> BRIEF
Count, in the entries, the lines with "SYSTEM". Answer with the number only.

========================

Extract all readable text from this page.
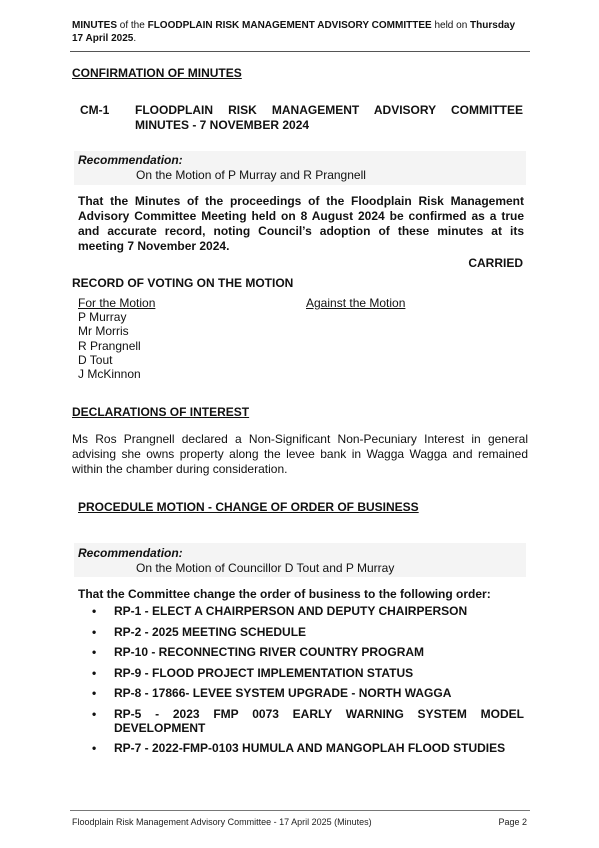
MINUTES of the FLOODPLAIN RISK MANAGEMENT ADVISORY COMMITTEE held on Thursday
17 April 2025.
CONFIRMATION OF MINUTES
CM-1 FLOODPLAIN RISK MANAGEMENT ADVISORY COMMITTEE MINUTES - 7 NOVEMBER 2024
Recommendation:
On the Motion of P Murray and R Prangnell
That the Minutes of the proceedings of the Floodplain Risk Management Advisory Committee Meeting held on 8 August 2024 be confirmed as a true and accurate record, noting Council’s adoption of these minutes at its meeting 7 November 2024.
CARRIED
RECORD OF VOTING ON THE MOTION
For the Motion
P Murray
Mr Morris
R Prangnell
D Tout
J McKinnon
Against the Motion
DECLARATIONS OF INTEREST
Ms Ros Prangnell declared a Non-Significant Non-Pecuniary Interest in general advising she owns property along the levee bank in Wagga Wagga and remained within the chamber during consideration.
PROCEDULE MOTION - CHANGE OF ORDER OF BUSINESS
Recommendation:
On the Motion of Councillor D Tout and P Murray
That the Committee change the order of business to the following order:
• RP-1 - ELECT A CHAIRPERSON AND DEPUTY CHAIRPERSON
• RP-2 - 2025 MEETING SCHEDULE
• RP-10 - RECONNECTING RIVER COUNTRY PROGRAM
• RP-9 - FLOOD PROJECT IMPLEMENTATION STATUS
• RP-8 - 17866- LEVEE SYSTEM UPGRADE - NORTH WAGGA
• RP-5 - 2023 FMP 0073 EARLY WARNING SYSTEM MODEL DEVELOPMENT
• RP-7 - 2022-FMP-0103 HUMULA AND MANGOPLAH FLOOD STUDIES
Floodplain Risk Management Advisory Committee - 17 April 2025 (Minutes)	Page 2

========================

> TASK RESULT
2